**** Supplied information

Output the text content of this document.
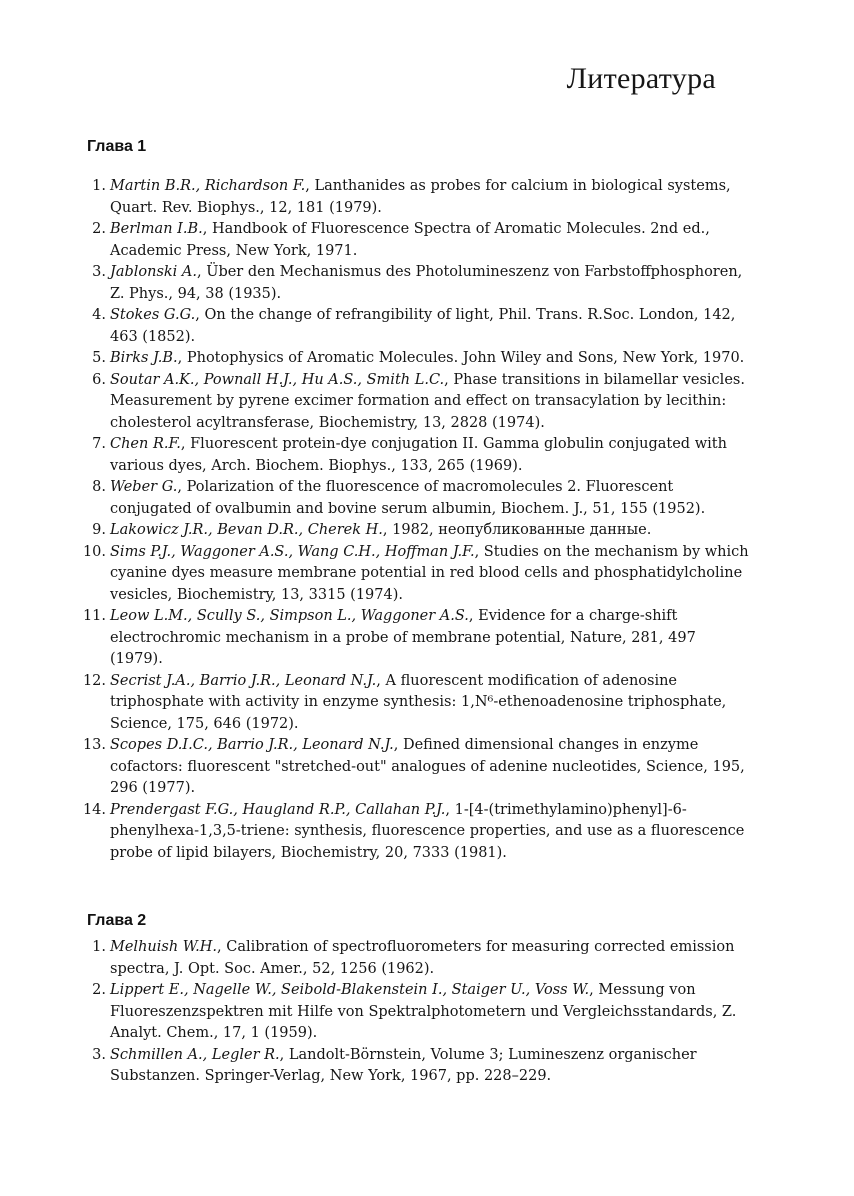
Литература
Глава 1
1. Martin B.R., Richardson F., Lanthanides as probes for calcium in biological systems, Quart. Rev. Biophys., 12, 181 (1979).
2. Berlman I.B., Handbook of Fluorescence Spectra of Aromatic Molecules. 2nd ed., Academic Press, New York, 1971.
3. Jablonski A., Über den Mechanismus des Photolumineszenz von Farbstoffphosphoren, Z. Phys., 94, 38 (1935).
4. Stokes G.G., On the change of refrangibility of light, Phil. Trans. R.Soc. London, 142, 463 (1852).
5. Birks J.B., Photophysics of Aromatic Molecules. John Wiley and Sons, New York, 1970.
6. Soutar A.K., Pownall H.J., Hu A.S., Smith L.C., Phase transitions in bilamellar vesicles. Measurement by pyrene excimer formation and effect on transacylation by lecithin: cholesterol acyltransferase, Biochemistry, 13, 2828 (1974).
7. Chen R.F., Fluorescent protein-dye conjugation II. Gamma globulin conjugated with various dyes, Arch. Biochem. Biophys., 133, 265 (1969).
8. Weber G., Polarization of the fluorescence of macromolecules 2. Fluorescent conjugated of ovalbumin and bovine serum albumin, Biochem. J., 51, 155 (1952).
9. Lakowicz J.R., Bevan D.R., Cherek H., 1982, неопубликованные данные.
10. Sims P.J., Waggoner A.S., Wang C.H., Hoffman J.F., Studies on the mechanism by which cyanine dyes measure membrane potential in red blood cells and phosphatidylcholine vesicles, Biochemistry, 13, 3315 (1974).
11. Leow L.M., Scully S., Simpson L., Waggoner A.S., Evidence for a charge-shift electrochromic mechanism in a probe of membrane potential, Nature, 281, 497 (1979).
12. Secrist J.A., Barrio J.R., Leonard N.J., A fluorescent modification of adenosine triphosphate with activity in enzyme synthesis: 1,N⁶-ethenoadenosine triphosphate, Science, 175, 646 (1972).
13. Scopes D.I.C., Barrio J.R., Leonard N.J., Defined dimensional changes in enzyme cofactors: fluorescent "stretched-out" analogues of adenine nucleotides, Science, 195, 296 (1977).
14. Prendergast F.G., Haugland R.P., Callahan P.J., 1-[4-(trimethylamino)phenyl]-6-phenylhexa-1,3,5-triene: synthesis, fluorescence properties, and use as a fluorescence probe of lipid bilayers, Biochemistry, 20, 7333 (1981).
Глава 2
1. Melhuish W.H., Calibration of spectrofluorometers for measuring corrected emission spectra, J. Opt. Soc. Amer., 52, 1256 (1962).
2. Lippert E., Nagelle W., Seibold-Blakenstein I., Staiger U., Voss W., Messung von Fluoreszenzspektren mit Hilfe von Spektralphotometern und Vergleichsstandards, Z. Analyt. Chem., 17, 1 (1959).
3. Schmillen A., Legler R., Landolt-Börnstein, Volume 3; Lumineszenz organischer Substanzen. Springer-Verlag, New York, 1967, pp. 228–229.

********
**** Supplied information

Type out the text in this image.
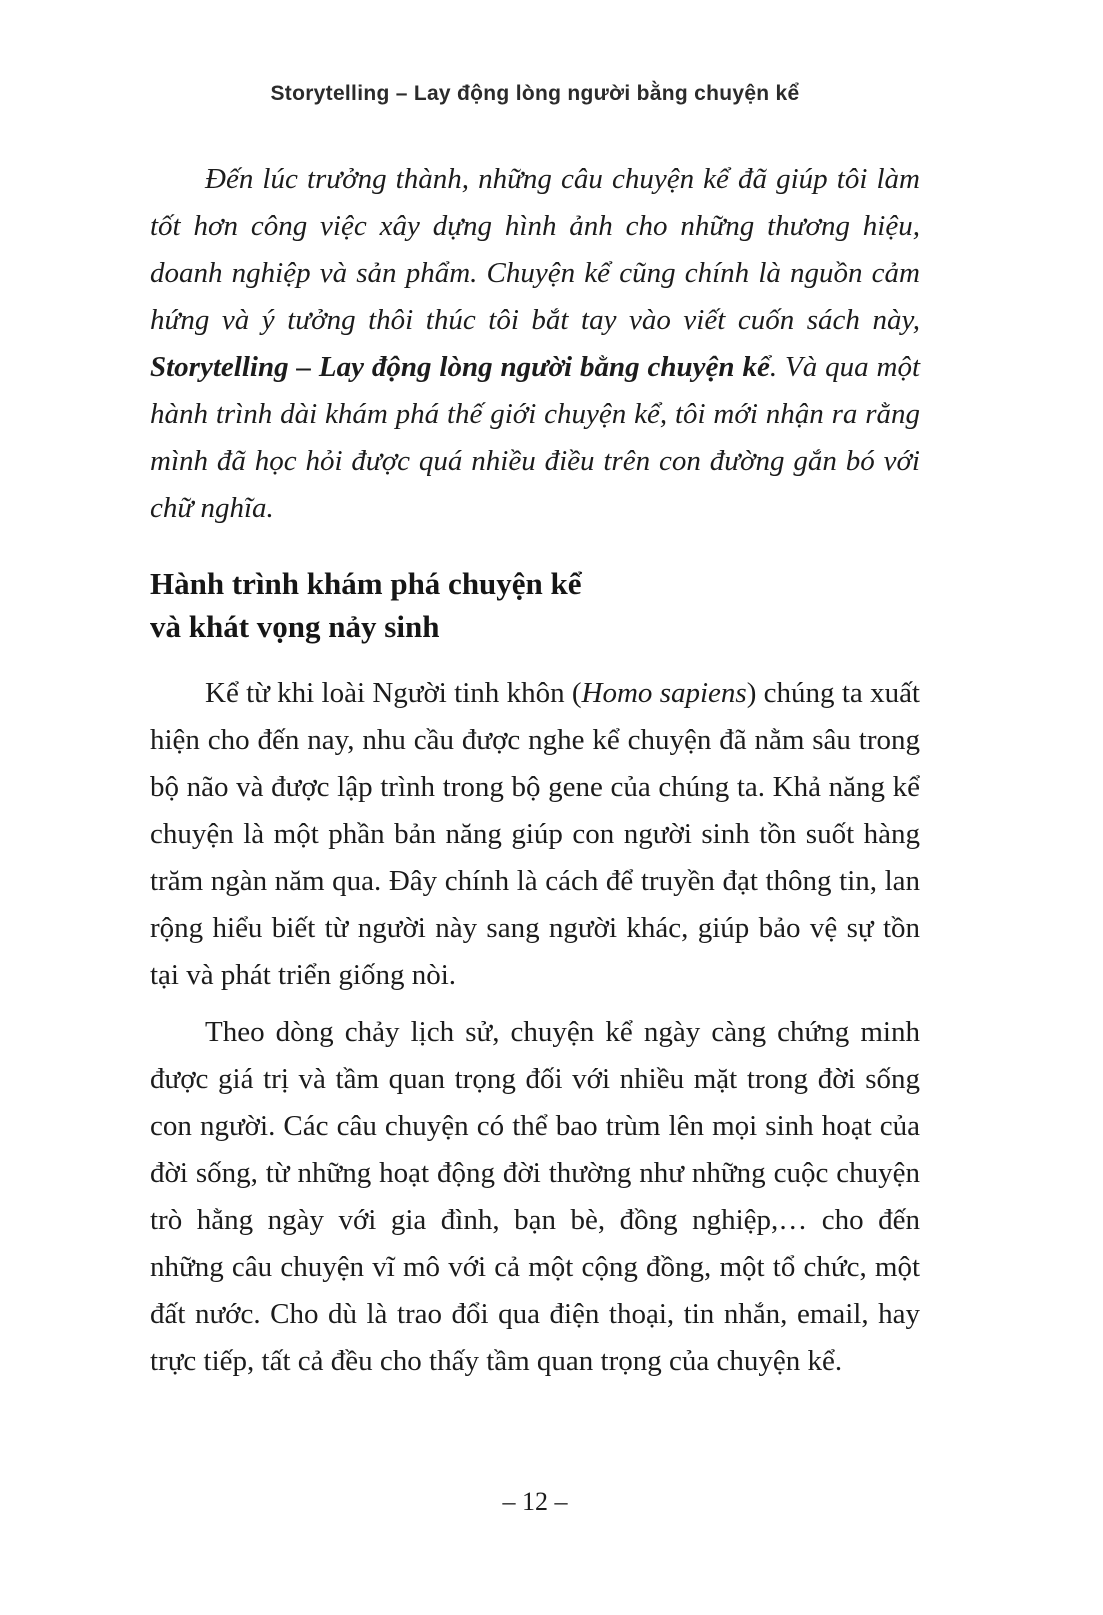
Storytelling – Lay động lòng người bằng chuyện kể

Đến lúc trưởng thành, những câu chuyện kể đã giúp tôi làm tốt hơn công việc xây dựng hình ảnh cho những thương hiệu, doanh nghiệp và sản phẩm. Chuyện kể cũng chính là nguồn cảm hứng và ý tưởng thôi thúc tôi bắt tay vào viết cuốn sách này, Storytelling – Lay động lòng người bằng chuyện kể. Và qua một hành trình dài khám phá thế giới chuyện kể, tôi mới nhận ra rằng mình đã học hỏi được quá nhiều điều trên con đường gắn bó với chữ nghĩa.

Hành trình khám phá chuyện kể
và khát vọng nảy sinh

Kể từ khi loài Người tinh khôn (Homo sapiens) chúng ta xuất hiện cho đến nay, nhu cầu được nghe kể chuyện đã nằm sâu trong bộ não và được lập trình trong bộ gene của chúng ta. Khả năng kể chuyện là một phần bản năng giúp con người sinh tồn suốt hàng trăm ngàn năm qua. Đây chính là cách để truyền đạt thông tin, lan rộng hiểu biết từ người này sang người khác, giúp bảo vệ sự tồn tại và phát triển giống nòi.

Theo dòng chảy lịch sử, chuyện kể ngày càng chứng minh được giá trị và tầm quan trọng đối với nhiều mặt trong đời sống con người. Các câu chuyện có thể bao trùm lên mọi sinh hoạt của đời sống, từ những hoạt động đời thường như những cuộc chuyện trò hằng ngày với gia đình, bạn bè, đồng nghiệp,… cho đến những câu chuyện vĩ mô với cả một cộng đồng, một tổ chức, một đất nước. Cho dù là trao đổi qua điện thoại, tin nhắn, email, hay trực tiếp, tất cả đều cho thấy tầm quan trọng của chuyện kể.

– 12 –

********
**** Supplied information

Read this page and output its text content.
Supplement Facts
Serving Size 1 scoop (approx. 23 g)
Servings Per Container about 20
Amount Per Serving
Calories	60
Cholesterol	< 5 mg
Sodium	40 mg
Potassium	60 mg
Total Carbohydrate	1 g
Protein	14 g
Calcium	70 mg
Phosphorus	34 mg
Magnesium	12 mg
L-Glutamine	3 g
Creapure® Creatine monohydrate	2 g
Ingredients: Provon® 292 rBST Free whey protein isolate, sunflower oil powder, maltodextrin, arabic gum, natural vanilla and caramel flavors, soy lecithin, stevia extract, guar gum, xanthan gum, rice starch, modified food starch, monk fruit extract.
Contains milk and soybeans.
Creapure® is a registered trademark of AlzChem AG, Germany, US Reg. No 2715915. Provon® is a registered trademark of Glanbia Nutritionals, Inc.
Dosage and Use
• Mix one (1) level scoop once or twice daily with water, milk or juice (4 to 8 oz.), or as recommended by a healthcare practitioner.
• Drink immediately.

********

> Task goal:
Lines containing the word "content" are to be counted in the listing; state their number alone.

> Response box:
2